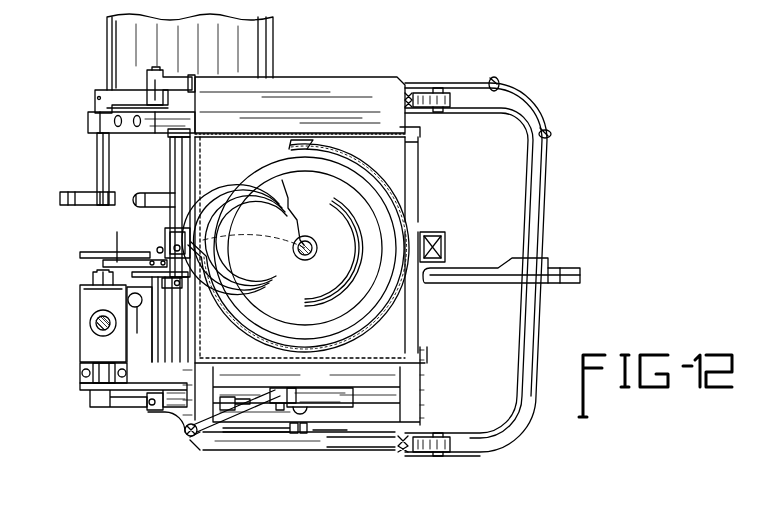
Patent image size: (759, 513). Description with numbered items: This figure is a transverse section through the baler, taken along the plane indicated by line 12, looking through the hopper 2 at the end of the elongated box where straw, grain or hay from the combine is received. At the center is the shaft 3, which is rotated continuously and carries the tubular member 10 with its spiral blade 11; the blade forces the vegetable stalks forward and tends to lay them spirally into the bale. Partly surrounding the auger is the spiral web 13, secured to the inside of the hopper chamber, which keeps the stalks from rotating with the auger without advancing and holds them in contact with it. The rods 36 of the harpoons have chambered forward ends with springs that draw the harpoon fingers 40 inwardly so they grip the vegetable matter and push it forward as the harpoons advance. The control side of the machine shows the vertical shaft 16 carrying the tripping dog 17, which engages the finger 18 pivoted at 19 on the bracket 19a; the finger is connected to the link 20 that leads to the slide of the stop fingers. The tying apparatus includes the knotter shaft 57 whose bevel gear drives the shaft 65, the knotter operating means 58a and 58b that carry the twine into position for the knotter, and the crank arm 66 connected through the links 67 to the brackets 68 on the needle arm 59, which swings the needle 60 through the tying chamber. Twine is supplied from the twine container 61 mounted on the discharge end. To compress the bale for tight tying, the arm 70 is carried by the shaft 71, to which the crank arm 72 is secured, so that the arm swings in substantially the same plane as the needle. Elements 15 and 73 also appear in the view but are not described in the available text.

The hopper 2 is at (363, 92).
The shaft 3 is at (317, 248).
The tubular member 10 is at (298, 257).
The spiral blade 11 is at (272, 243).
The section line 12 is at (218, 247).
The spiral web 13 is at (202, 228).
The post 15 is at (120, 237).
The shaft 16 is at (153, 343).
The tripping dog 17 is at (173, 410).
The finger 18 is at (243, 418).
The pivot 19 is at (305, 412).
The bracket 19a is at (335, 402).
The link 20 is at (190, 437).
The rods 36 is at (445, 250).
The harpoon fingers 40 is at (445, 240).
The knotter shaft 57 is at (80, 327).
The knotter operating means 58a is at (78, 205).
The knotter operating means 58b is at (135, 198).
The needle arm 59 is at (522, 315).
The needle 60 is at (458, 285).
The twine container 61 is at (190, 52).
The shaft 65 is at (95, 156).
The crank arm 66 is at (128, 98).
The links 67 is at (177, 78).
The brackets 68 is at (462, 102).
The arm 70 is at (92, 252).
The shaft 71 is at (170, 150).
The crank arm 72 is at (170, 302).
The roller 73 is at (142, 324).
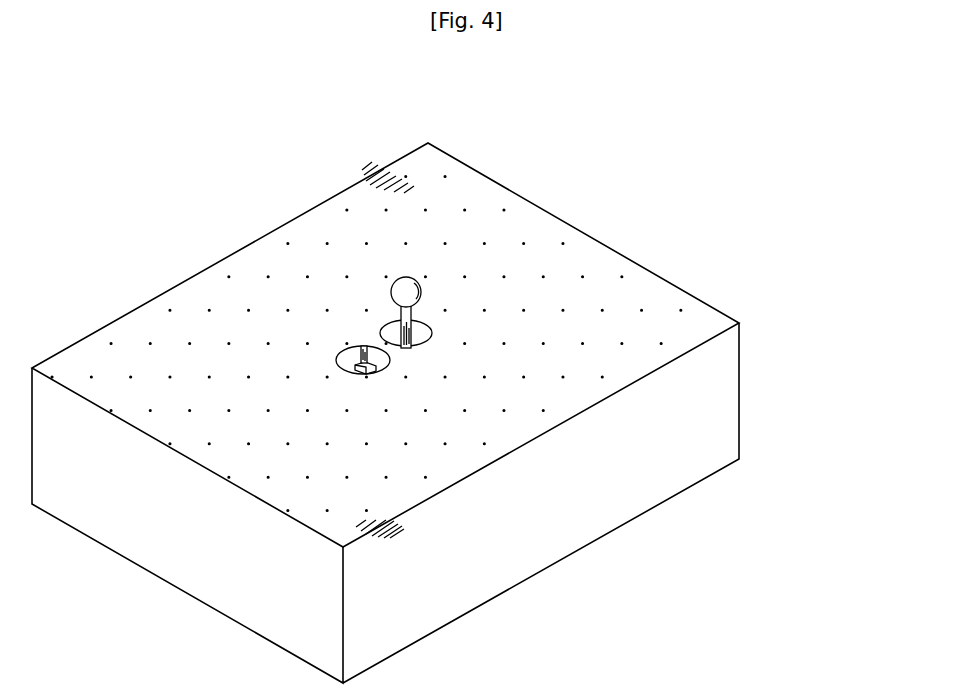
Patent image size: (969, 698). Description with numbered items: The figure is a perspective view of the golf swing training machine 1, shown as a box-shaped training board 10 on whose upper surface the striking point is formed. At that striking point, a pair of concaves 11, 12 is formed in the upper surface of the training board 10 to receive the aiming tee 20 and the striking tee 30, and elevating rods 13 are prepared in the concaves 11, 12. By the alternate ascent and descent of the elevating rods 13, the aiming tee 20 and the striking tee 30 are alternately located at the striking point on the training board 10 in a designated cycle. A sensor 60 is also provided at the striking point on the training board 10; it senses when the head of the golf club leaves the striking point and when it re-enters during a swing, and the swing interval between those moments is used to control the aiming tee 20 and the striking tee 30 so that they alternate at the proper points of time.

The golf swing training machine 1 is at (236, 184).
The training board 10 is at (652, 285).
The concave 11 is at (337, 353).
The concave 12 is at (395, 318).
The elevating rod 13 is at (430, 331).
The aiming tee 20 is at (390, 358).
The striking tee 30 is at (420, 303).
The sensor 60 is at (388, 346).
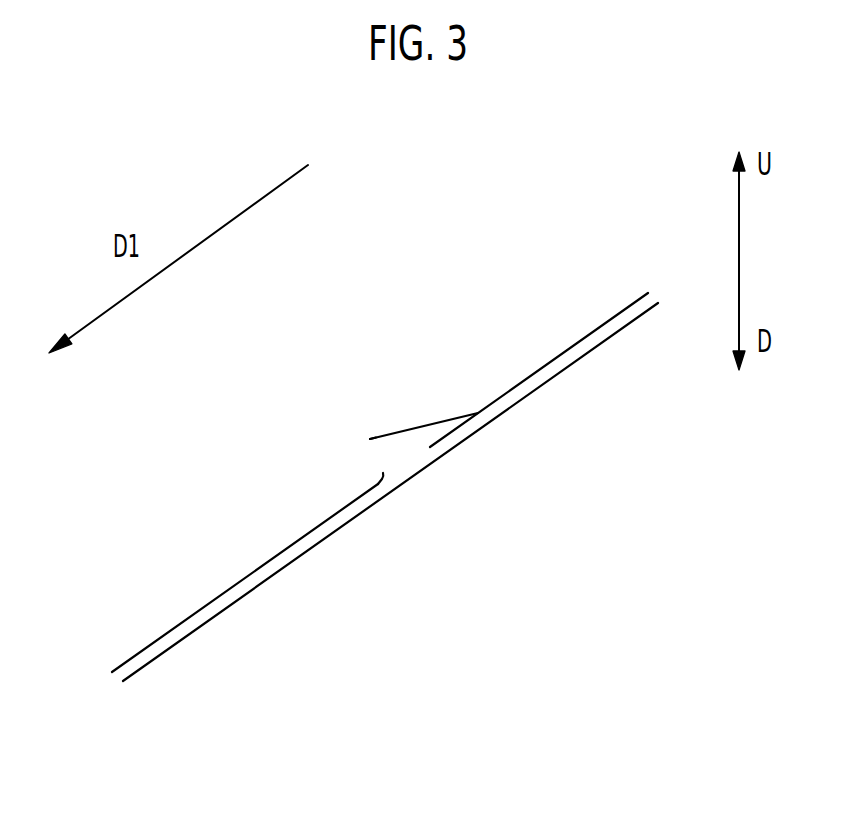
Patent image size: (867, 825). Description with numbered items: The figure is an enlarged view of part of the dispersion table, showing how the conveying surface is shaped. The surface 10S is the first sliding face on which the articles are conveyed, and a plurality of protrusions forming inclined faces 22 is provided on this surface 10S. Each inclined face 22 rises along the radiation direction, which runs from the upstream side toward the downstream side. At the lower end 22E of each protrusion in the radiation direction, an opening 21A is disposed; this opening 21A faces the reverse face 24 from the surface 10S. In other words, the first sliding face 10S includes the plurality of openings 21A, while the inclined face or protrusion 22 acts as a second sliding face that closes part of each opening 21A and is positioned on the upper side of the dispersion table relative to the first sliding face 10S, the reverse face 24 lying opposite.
====
CHALLENGE » Reproduce all three items above verbatim, line for line, leaving out the pictures.

PROBLEM SOLUTION »
Patent image size: (759, 513). Description with numbered items: This figure is a transverse section through the baler, taken along the plane indicated by line 12, looking through the hopper 2 at the end of the elongated box where straw, grain or hay from the combine is received. At the center is the shaft 3, which is rotated continuously and carries the tubular member 10 with its spiral blade 11; the blade forces the vegetable stalks forward and tends to lay them spirally into the bale. Partly surrounding the auger is the spiral web 13, secured to the inside of the hopper chamber, which keeps the stalks from rotating with the auger without advancing and holds them in contact with it. The rods 36 of the harpoons have chambered forward ends with springs that draw the harpoon fingers 40 inwardly so they grip the vegetable matter and push it forward as the harpoons advance. The control side of the machine shows the vertical shaft 16 carrying the tripping dog 17, which engages the finger 18 pivoted at 19 on the bracket 19a; the finger is connected to the link 20 that leads to the slide of the stop fingers. The tying apparatus includes the knotter shaft 57 whose bevel gear drives the shaft 65, the knotter operating means 58a and 58b that carry the twine into position for the knotter, and the crank arm 66 connected through the links 67 to the brackets 68 on the needle arm 59, which swings the needle 60 through the tying chamber. Twine is supplied from the twine container 61 mounted on the discharge end. To compress the bale for tight tying, the arm 70 is carried by the shaft 71, to which the crank arm 72 is secured, so that the arm swings in substantially the same plane as the needle. Elements 15 and 73 also appear in the view but are not described in the available text.

The hopper 2 is at (363, 92).
The shaft 3 is at (317, 248).
The tubular member 10 is at (298, 257).
The spiral blade 11 is at (272, 243).
The section line 12 is at (218, 247).
The spiral web 13 is at (202, 228).
The post 15 is at (120, 237).
The shaft 16 is at (153, 343).
The tripping dog 17 is at (173, 410).
The finger 18 is at (243, 418).
The pivot 19 is at (305, 412).
The bracket 19a is at (335, 402).
The link 20 is at (190, 437).
The rods 36 is at (445, 250).
The harpoon fingers 40 is at (445, 240).
The knotter shaft 57 is at (80, 327).
The knotter operating means 58a is at (78, 205).
The knotter operating means 58b is at (135, 198).
The needle arm 59 is at (522, 315).
The needle 60 is at (458, 285).
The twine container 61 is at (190, 52).
The shaft 65 is at (95, 156).
The crank arm 66 is at (128, 98).
The links 67 is at (177, 78).
The brackets 68 is at (462, 102).
The arm 70 is at (92, 252).
The shaft 71 is at (170, 150).
The crank arm 72 is at (170, 302).
The roller 73 is at (142, 324).
Patent image size: (969, 698). Description with numbered items: The figure is a perspective view of the golf swing training machine 1, shown as a box-shaped training board 10 on whose upper surface the striking point is formed. At that striking point, a pair of concaves 11, 12 is formed in the upper surface of the training board 10 to receive the aiming tee 20 and the striking tee 30, and elevating rods 13 are prepared in the concaves 11, 12. By the alternate ascent and descent of the elevating rods 13, the aiming tee 20 and the striking tee 30 are alternately located at the striking point on the training board 10 in a designated cycle. A sensor 60 is also provided at the striking point on the training board 10; it senses when the head of the golf club leaves the striking point and when it re-enters during a swing, and the swing interval between those moments is used to control the aiming tee 20 and the striking tee 30 so that they alternate at the proper points of time.

The golf swing training machine 1 is at (236, 184).
The training board 10 is at (652, 285).
The concave 11 is at (337, 353).
The concave 12 is at (395, 318).
The elevating rod 13 is at (430, 331).
The aiming tee 20 is at (390, 358).
The striking tee 30 is at (420, 303).
The sensor 60 is at (388, 346).
Patent image size: (867, 825). Description with numbered items: The figure is an enlarged view of part of the dispersion table, showing how the conveying surface is shaped. The surface 10S is the first sliding face on which the articles are conveyed, and a plurality of protrusions forming inclined faces 22 is provided on this surface 10S. Each inclined face 22 rises along the radiation direction, which runs from the upstream side toward the downstream side. At the lower end 22E of each protrusion in the radiation direction, an opening 21A is disposed; this opening 21A faces the reverse face 24 from the surface 10S. In other words, the first sliding face 10S includes the plurality of openings 21A, while the inclined face or protrusion 22 acts as a second sliding face that closes part of each opening 21A and is positioned on the upper side of the dispersion table relative to the first sliding face 10S, the reverse face 24 lying opposite.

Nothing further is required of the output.